What is being asked -> Below are entries; copy exactly, and only, the lines from the one containing "Transcribe this chart's" through their final line, leaving out pictures.

Dataset content ->
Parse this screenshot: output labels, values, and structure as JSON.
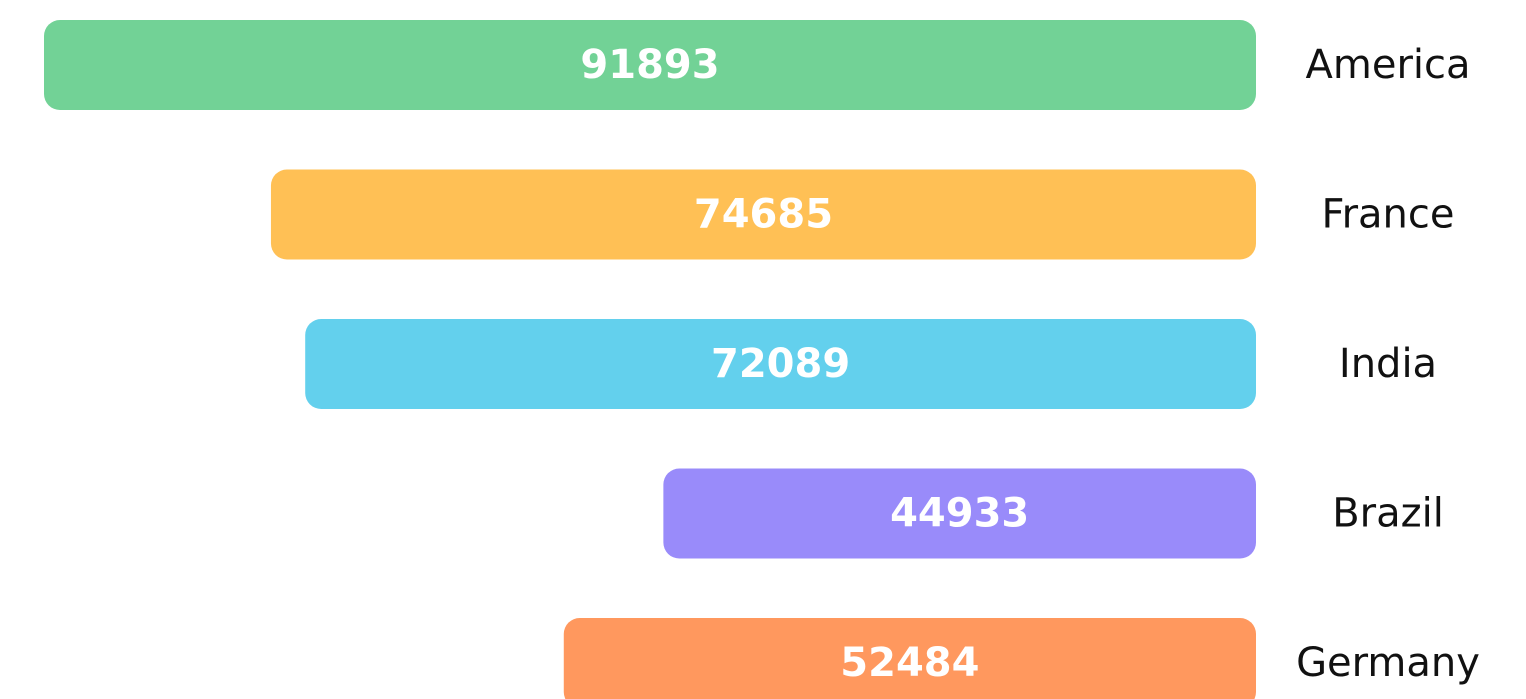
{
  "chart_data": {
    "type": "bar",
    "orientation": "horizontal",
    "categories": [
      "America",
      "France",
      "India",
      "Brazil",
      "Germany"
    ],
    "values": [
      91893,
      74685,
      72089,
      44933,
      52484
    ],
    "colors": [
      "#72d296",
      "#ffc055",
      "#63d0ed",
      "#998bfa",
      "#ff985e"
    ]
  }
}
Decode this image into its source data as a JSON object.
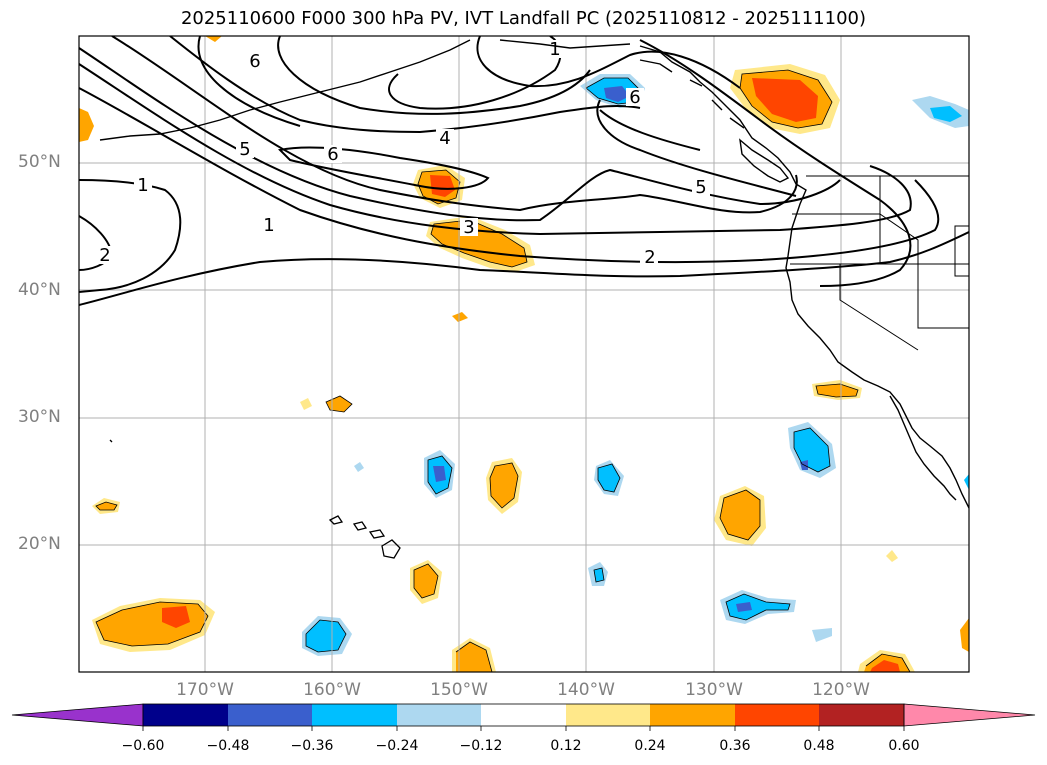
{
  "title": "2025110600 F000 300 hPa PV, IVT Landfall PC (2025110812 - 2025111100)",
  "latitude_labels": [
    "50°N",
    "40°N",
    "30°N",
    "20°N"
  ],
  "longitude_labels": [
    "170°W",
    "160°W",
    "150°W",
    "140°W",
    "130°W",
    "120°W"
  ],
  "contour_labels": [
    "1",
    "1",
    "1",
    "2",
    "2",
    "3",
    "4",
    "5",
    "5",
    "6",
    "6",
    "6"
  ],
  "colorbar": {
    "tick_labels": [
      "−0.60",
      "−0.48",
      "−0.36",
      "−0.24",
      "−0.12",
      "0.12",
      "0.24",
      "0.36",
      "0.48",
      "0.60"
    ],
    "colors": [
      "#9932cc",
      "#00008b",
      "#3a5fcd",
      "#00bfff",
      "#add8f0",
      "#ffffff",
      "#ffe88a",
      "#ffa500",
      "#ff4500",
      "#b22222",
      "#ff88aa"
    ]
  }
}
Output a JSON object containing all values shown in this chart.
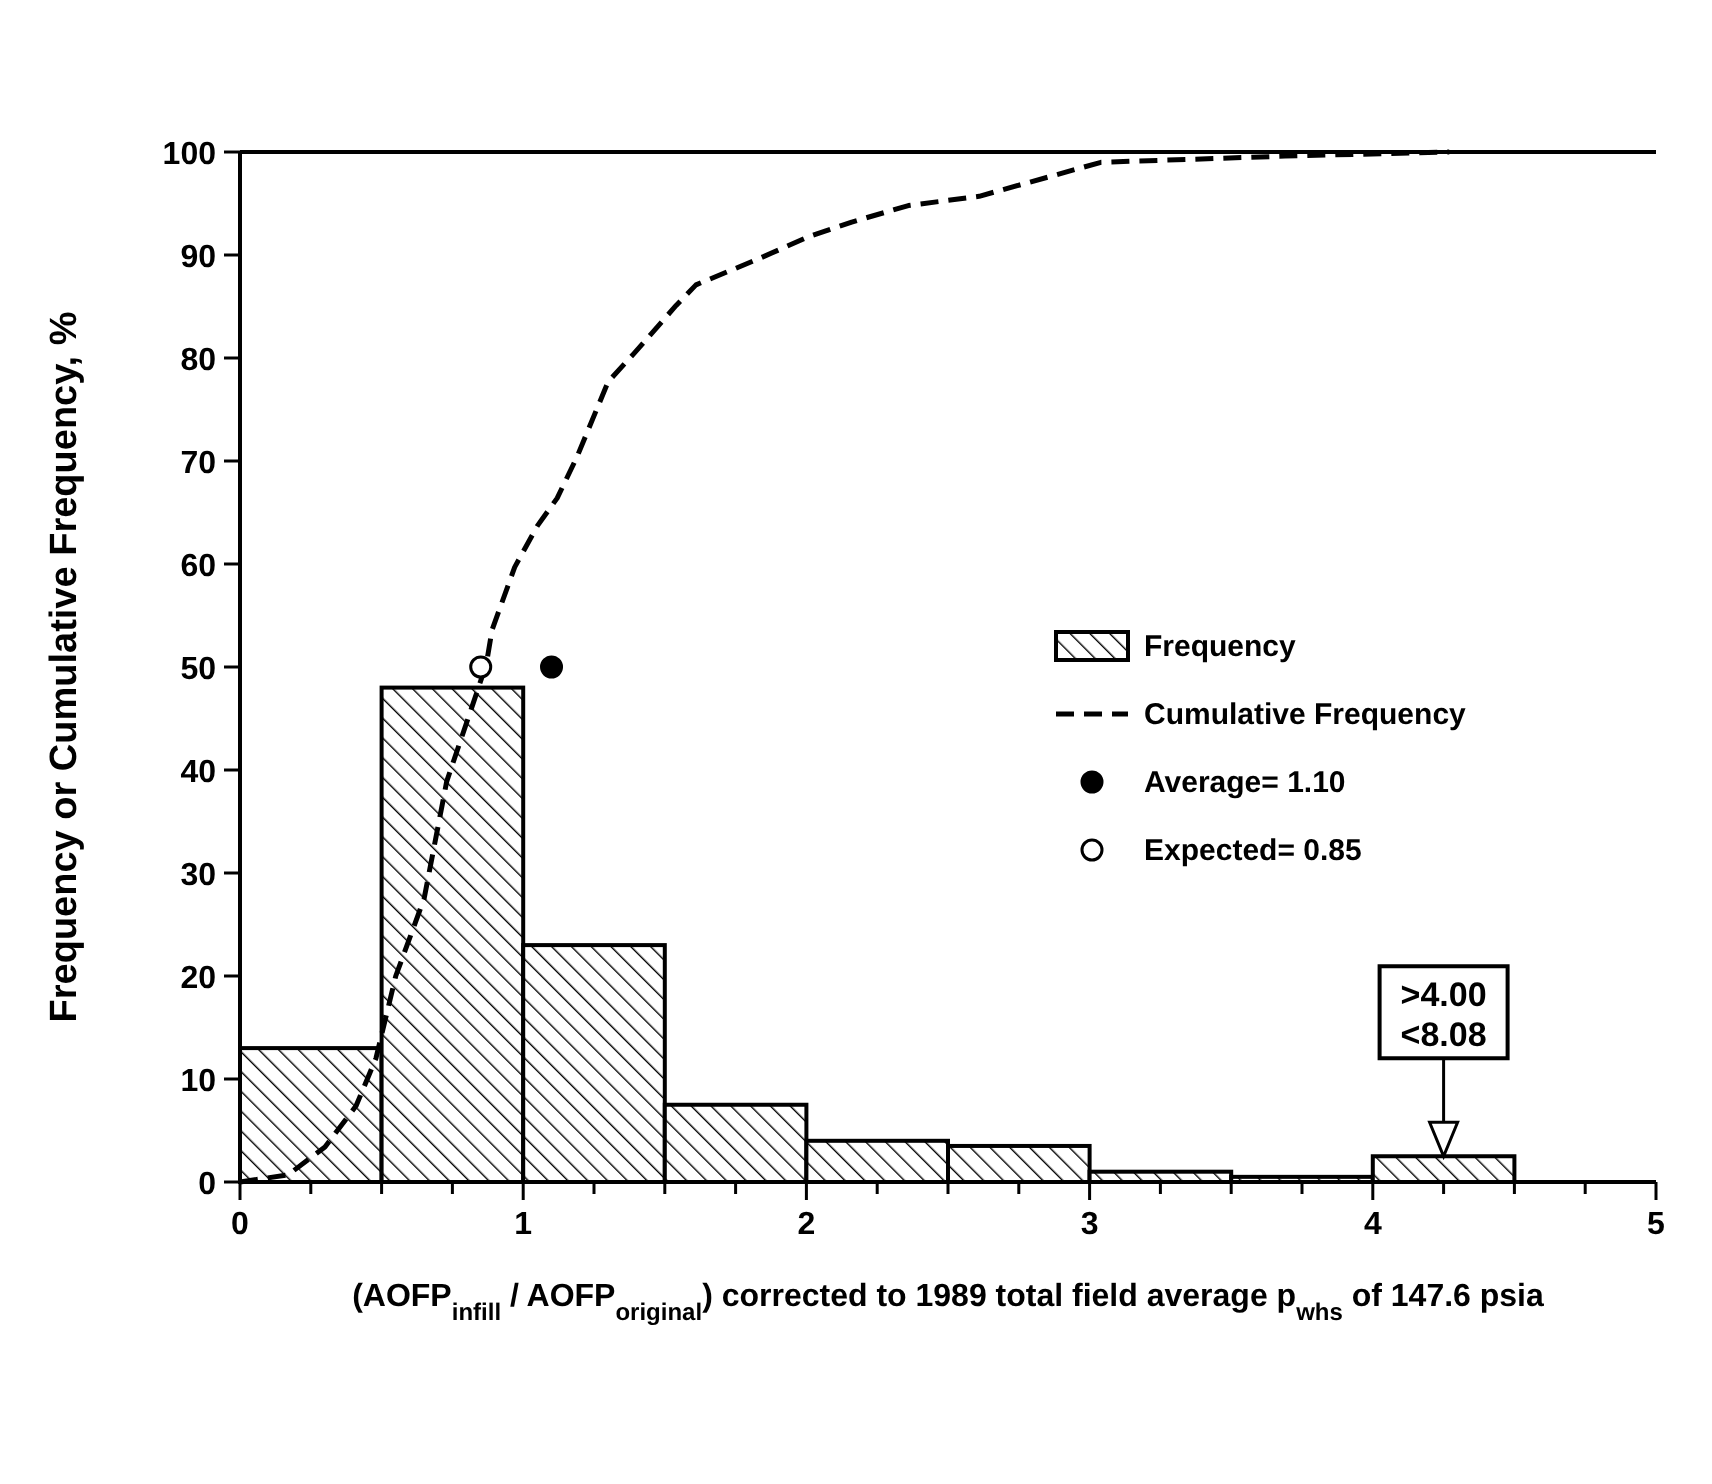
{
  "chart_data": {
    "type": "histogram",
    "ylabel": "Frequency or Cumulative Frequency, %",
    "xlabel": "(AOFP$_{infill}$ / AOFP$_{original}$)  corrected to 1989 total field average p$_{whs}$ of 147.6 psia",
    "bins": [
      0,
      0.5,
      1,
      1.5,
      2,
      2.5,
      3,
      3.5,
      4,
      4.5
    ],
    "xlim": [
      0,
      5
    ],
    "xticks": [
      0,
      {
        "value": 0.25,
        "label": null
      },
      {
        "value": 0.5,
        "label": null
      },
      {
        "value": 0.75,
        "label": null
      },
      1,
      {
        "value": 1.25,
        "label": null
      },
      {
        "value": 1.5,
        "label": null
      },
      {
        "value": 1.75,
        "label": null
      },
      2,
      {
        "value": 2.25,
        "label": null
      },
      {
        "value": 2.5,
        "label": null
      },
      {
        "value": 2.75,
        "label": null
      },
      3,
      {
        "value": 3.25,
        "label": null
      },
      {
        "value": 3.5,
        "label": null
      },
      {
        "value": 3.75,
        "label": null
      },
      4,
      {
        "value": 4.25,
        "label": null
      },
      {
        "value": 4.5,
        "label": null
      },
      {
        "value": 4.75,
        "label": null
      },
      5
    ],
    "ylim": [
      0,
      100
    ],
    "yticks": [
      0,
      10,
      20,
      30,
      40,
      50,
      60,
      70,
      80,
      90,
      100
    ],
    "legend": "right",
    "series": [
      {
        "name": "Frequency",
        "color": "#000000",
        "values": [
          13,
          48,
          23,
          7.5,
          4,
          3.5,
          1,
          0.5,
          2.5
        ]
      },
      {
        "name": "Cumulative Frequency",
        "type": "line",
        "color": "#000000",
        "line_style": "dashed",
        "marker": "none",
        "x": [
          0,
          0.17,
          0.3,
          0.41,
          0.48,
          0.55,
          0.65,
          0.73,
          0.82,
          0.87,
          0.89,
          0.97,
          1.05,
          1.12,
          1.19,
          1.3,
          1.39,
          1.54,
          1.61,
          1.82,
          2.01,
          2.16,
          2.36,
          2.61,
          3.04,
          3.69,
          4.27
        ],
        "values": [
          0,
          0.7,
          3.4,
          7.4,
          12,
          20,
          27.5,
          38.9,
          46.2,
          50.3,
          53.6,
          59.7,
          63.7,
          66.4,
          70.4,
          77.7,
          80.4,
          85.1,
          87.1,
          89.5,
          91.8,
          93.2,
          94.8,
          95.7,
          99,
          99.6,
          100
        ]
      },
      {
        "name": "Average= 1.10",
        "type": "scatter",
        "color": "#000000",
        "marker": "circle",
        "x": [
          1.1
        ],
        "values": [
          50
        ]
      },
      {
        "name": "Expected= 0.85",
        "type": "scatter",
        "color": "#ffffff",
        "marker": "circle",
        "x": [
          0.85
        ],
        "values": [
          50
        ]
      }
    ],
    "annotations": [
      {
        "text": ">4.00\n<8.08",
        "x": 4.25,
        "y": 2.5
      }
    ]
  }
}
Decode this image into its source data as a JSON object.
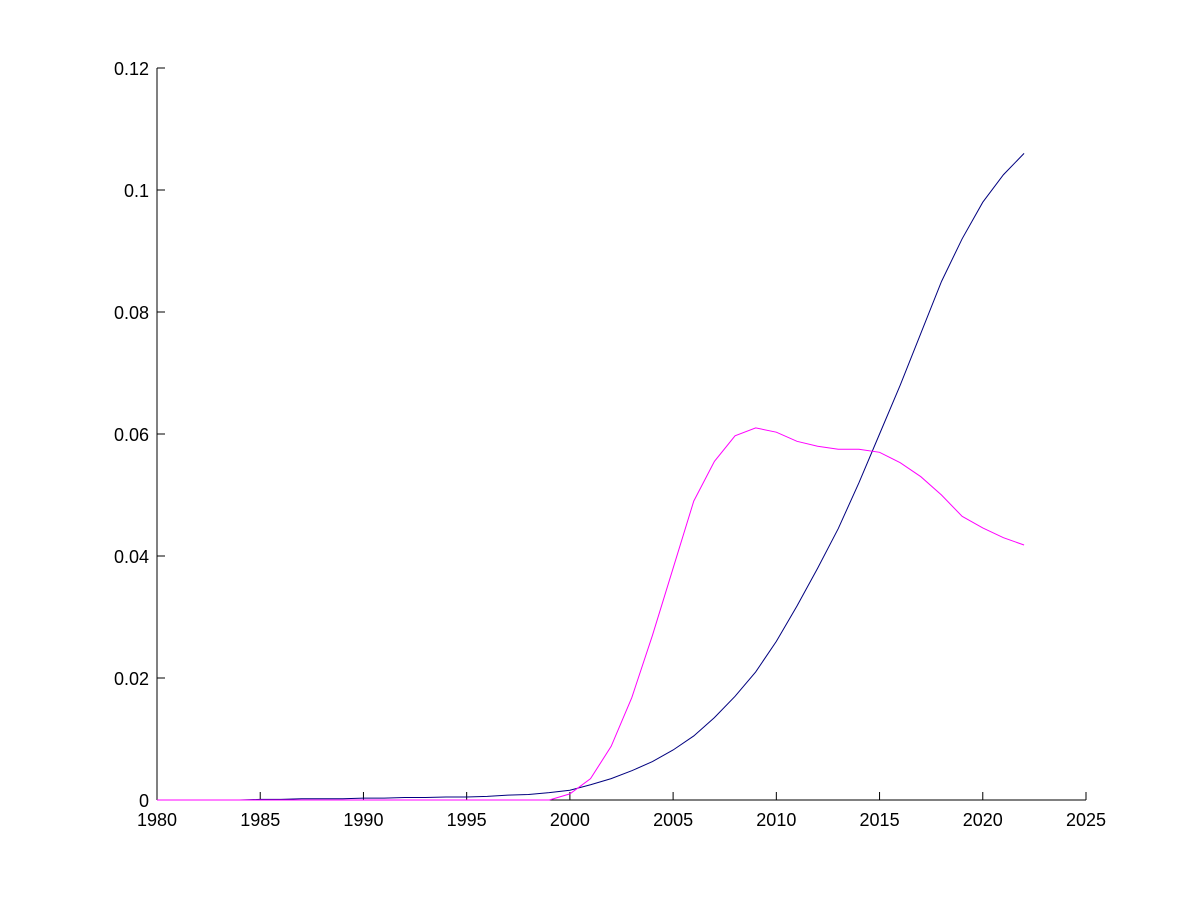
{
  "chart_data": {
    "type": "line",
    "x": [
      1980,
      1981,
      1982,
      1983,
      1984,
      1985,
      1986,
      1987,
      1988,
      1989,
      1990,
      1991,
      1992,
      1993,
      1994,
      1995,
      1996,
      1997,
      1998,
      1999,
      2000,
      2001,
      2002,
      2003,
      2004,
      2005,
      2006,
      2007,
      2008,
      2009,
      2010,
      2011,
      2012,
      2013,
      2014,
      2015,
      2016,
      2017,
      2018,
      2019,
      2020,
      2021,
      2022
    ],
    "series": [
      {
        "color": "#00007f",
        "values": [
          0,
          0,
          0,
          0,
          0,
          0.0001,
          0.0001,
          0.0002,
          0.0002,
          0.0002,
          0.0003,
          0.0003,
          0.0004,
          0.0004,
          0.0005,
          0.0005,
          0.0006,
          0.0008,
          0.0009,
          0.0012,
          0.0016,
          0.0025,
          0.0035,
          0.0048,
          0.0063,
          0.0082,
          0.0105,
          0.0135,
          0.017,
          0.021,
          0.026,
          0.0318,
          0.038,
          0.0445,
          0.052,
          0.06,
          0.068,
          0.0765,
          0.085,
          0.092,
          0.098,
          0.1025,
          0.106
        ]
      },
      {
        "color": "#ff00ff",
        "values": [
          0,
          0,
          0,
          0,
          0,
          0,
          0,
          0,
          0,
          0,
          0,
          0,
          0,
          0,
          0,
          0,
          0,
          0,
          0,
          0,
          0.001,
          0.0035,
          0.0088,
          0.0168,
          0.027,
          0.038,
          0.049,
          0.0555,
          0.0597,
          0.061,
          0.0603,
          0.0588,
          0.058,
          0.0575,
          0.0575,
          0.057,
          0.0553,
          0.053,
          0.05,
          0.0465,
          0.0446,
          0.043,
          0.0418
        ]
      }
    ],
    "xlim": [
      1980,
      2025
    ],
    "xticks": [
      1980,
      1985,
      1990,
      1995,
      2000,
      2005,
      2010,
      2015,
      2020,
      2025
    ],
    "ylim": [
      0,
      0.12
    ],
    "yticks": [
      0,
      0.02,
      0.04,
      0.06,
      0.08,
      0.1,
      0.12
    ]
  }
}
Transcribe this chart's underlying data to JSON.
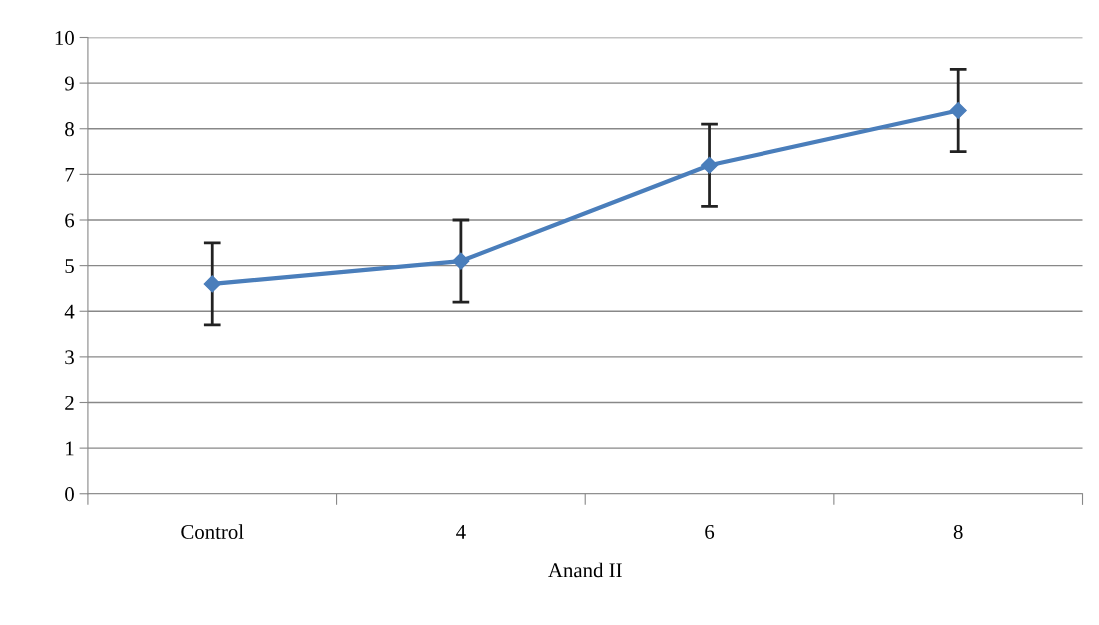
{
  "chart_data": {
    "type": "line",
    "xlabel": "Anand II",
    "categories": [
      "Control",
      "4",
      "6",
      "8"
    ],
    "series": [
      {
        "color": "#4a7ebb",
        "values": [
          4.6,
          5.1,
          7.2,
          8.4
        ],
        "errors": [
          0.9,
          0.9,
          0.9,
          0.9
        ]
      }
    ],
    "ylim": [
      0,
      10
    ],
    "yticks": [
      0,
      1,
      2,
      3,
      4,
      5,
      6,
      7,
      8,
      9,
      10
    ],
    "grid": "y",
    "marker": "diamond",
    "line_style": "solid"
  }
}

Exercise answer ->
Transcribe this chart's underlying data to JSON.
{
  "chart_data": {
    "type": "line",
    "xlabel": "Anand II",
    "categories": [
      "Control",
      "4",
      "6",
      "8"
    ],
    "series": [
      {
        "color": "#4a7ebb",
        "values": [
          4.6,
          5.1,
          7.2,
          8.4
        ],
        "errors": [
          0.9,
          0.9,
          0.9,
          0.9
        ]
      }
    ],
    "ylim": [
      0,
      10
    ],
    "yticks": [
      0,
      1,
      2,
      3,
      4,
      5,
      6,
      7,
      8,
      9,
      10
    ],
    "grid": "y",
    "marker": "diamond",
    "line_style": "solid"
  }
}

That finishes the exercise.